Dataset items:
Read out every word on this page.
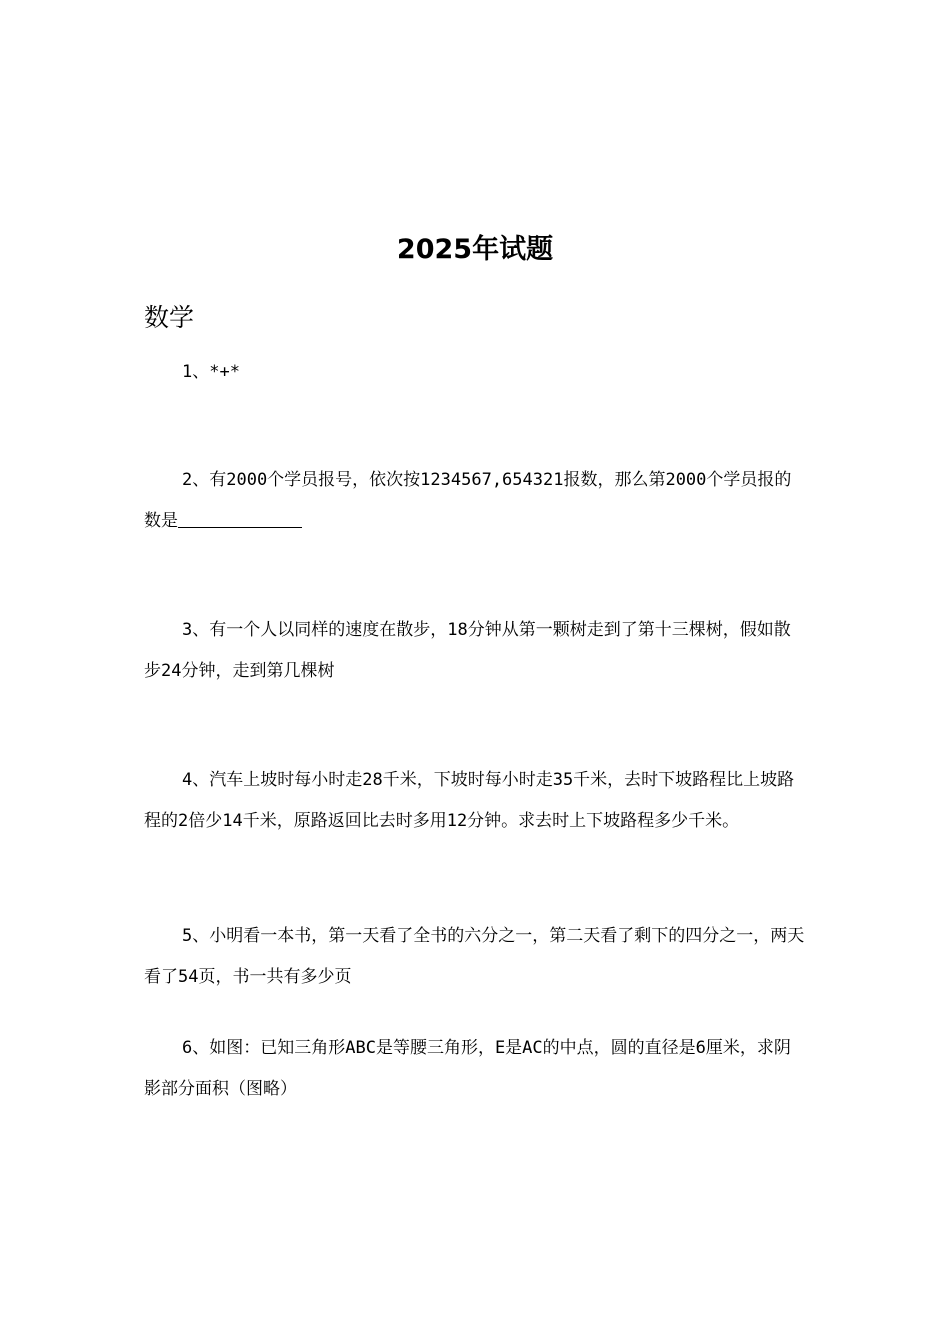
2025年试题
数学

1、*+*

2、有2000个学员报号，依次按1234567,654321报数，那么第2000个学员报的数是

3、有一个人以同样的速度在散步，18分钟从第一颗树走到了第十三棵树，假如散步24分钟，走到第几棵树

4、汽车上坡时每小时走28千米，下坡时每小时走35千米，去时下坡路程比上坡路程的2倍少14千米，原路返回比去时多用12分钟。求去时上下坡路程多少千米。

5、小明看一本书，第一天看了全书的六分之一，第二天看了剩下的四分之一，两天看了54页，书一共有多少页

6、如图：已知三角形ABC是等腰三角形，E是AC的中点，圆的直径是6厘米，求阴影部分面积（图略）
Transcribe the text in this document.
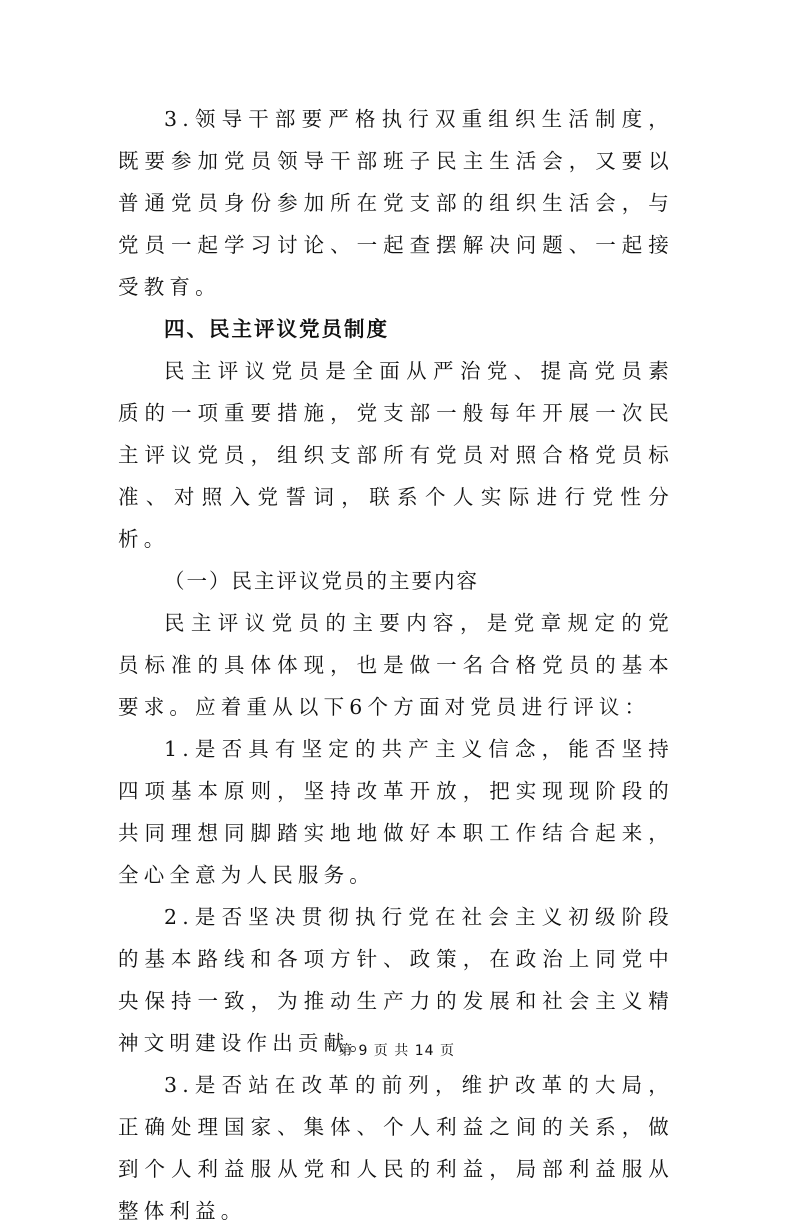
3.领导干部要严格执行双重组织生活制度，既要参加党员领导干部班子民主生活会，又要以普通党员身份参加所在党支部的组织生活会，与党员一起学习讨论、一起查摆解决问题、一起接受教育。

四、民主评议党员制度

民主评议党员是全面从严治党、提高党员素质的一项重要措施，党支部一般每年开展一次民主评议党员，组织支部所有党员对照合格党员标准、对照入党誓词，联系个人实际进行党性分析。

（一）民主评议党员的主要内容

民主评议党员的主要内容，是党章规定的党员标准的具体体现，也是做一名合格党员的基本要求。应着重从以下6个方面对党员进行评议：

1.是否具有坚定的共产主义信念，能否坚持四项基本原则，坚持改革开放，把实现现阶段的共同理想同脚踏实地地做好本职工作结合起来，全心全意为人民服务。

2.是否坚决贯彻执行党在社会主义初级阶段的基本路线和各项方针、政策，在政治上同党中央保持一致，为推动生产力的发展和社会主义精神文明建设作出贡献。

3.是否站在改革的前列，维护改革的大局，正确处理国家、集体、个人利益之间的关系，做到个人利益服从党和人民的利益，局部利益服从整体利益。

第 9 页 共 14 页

WHAT YOU ARE ASKED TO DO – Using the material above, return every line exactly as it appears, minus the pictures.

SOLUTION –
Read out every word on this page.
2025年试题
数学

1、*+*

2、有2000个学员报号，依次按1234567,654321报数，那么第2000个学员报的数是

3、有一个人以同样的速度在散步，18分钟从第一颗树走到了第十三棵树，假如散步24分钟，走到第几棵树

4、汽车上坡时每小时走28千米，下坡时每小时走35千米，去时下坡路程比上坡路程的2倍少14千米，原路返回比去时多用12分钟。求去时上下坡路程多少千米。

5、小明看一本书，第一天看了全书的六分之一，第二天看了剩下的四分之一，两天看了54页，书一共有多少页

6、如图：已知三角形ABC是等腰三角形，E是AC的中点，圆的直径是6厘米，求阴影部分面积（图略）
Transcribe the text in this document.
3.领导干部要严格执行双重组织生活制度，既要参加党员领导干部班子民主生活会，又要以普通党员身份参加所在党支部的组织生活会，与党员一起学习讨论、一起查摆解决问题、一起接受教育。

四、民主评议党员制度

民主评议党员是全面从严治党、提高党员素质的一项重要措施，党支部一般每年开展一次民主评议党员，组织支部所有党员对照合格党员标准、对照入党誓词，联系个人实际进行党性分析。

（一）民主评议党员的主要内容

民主评议党员的主要内容，是党章规定的党员标准的具体体现，也是做一名合格党员的基本要求。应着重从以下6个方面对党员进行评议：

1.是否具有坚定的共产主义信念，能否坚持四项基本原则，坚持改革开放，把实现现阶段的共同理想同脚踏实地地做好本职工作结合起来，全心全意为人民服务。

2.是否坚决贯彻执行党在社会主义初级阶段的基本路线和各项方针、政策，在政治上同党中央保持一致，为推动生产力的发展和社会主义精神文明建设作出贡献。

3.是否站在改革的前列，维护改革的大局，正确处理国家、集体、个人利益之间的关系，做到个人利益服从党和人民的利益，局部利益服从整体利益。

第 9 页 共 14 页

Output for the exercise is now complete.